- [Exercise] Return all lines where the word "avec" can be found.

──────

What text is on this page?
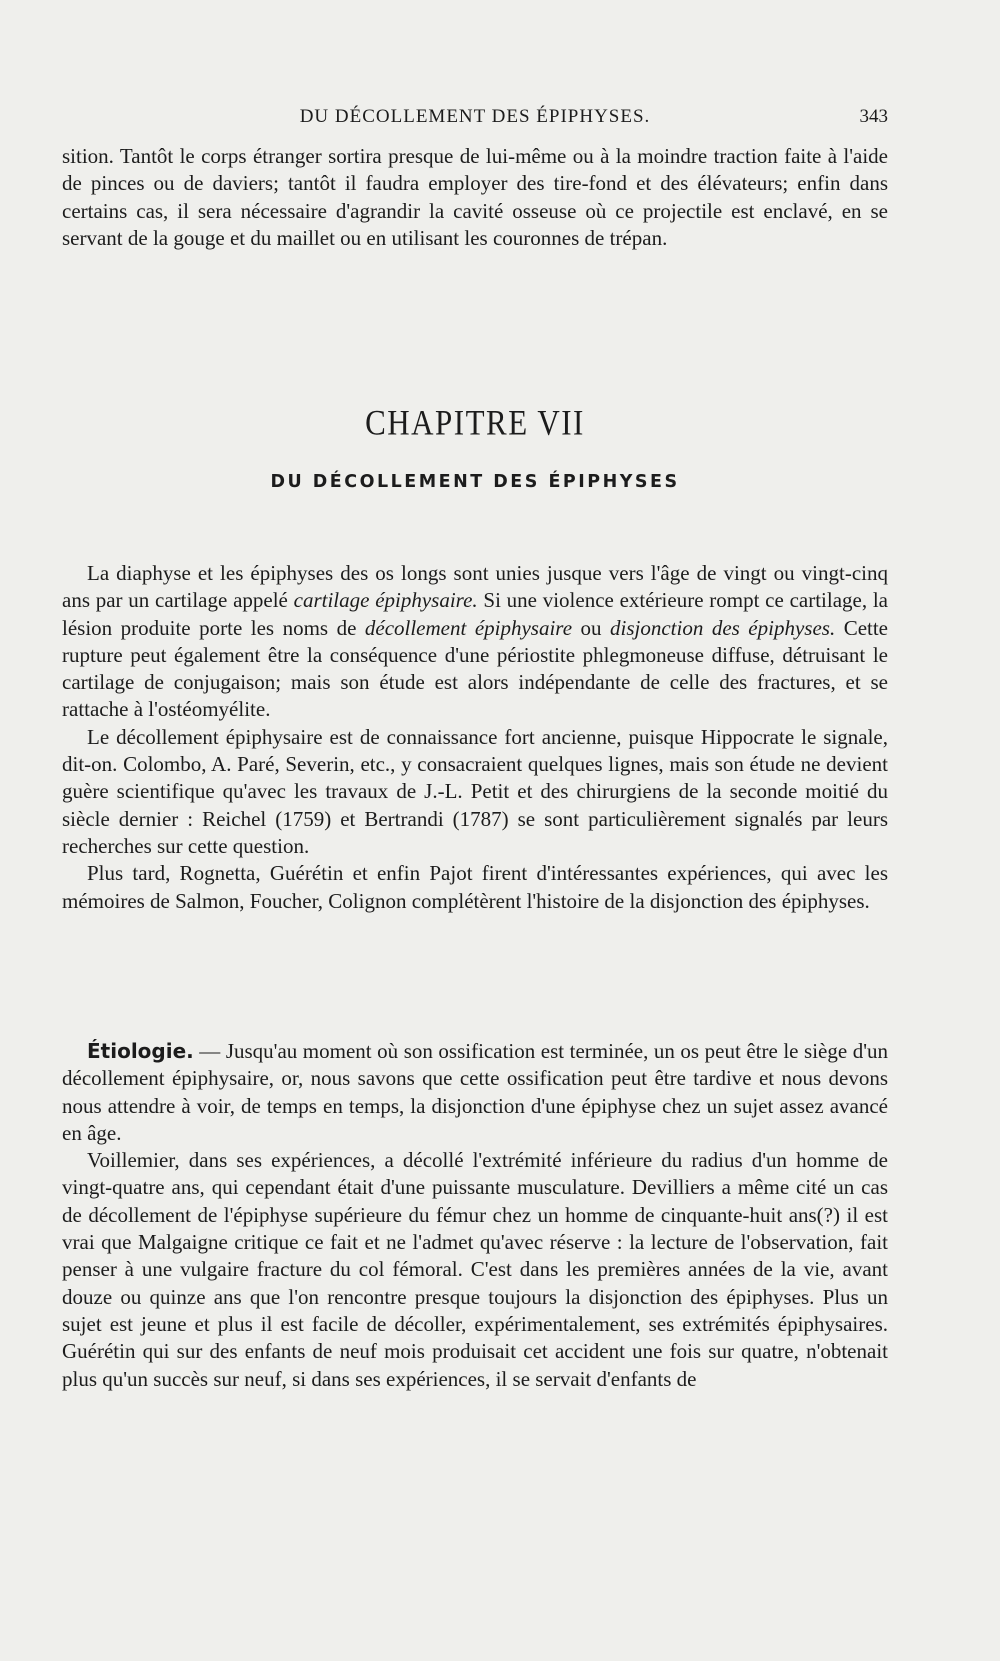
DU DÉCOLLEMENT DES ÉPIPHYSES.	343

sition. Tantôt le corps étranger sortira presque de lui-même ou à la moindre traction faite à l'aide de pinces ou de daviers; tantôt il faudra employer des tire-fond et des élévateurs; enfin dans certains cas, il sera nécessaire d'agrandir la cavité osseuse où ce projectile est enclavé, en se servant de la gouge et du maillet ou en utilisant les couronnes de trépan.

CHAPITRE VII
DU DÉCOLLEMENT DES ÉPIPHYSES

La diaphyse et les épiphyses des os longs sont unies jusque vers l'âge de vingt ou vingt-cinq ans par un cartilage appelé cartilage épiphysaire. Si une violence extérieure rompt ce cartilage, la lésion produite porte les noms de décollement épiphysaire ou disjonction des épiphyses. Cette rupture peut également être la conséquence d'une périostite phlegmoneuse diffuse, détruisant le cartilage de conjugaison; mais son étude est alors indépendante de celle des fractures, et se rattache à l'ostéomyélite.

Le décollement épiphysaire est de connaissance fort ancienne, puisque Hippocrate le signale, dit-on. Colombo, A. Paré, Severin, etc., y consacraient quelques lignes, mais son étude ne devient guère scientifique qu'avec les travaux de J.-L. Petit et des chirurgiens de la seconde moitié du siècle dernier : Reichel (1759) et Bertrandi (1787) se sont particulièrement signalés par leurs recherches sur cette question.

Plus tard, Rognetta, Guérétin et enfin Pajot firent d'intéressantes expériences, qui avec les mémoires de Salmon, Foucher, Colignon complétèrent l'histoire de la disjonction des épiphyses.

Étiologie. — Jusqu'au moment où son ossification est terminée, un os peut être le siège d'un décollement épiphysaire, or, nous savons que cette ossification peut être tardive et nous devons nous attendre à voir, de temps en temps, la disjonction d'une épiphyse chez un sujet assez avancé en âge.

Voillemier, dans ses expériences, a décollé l'extrémité inférieure du radius d'un homme de vingt-quatre ans, qui cependant était d'une puissante musculature. Devilliers a même cité un cas de décollement de l'épiphyse supérieure du fémur chez un homme de cinquante-huit ans(?) il est vrai que Malgaigne critique ce fait et ne l'admet qu'avec réserve : la lecture de l'observation, fait penser à une vulgaire fracture du col fémoral. C'est dans les premières années de la vie, avant douze ou quinze ans que l'on rencontre presque toujours la disjonction des épiphyses. Plus un sujet est jeune et plus il est facile de décoller, expérimentalement, ses extrémités épiphysaires. Guérétin qui sur des enfants de neuf mois produisait cet accident une fois sur quatre, n'obtenait plus qu'un succès sur neuf, si dans ses expériences, il se servait d'enfants de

──────

- [Response for this exercise]
Le décollement épiphysaire est de connaissance fort ancienne, puisque Hippocrate le signale, dit-on. Colombo, A. Paré, Severin, etc., y consacraient quelques lignes, mais son étude ne devient guère scientifique qu'avec les travaux de J.-L. Petit et des chirurgiens de la seconde moitié du siècle dernier : Reichel (1759) et Bertrandi (1787) se sont particulièrement signalés par leurs recherches sur cette question.
Plus tard, Rognetta, Guérétin et enfin Pajot firent d'intéressantes expériences, qui avec les mémoires de Salmon, Foucher, Colignon complétèrent l'histoire de la disjonction des épiphyses.
Voillemier, dans ses expériences, a décollé l'extrémité inférieure du radius d'un homme de vingt-quatre ans, qui cependant était d'une puissante musculature. Devilliers a même cité un cas de décollement de l'épiphyse supérieure du fémur chez un homme de cinquante-huit ans(?) il est vrai que Malgaigne critique ce fait et ne l'admet qu'avec réserve : la lecture de l'observation, fait penser à une vulgaire fracture du col fémoral. C'est dans les premières années de la vie, avant douze ou quinze ans que l'on rencontre presque toujours la disjonction des épiphyses. Plus un sujet est jeune et plus il est facile de décoller, expérimentalement, ses extrémités épiphysaires. Guérétin qui sur des enfants de neuf mois produisait cet accident une fois sur quatre, n'obtenait plus qu'un succès sur neuf, si dans ses expériences, il se servait d'enfants de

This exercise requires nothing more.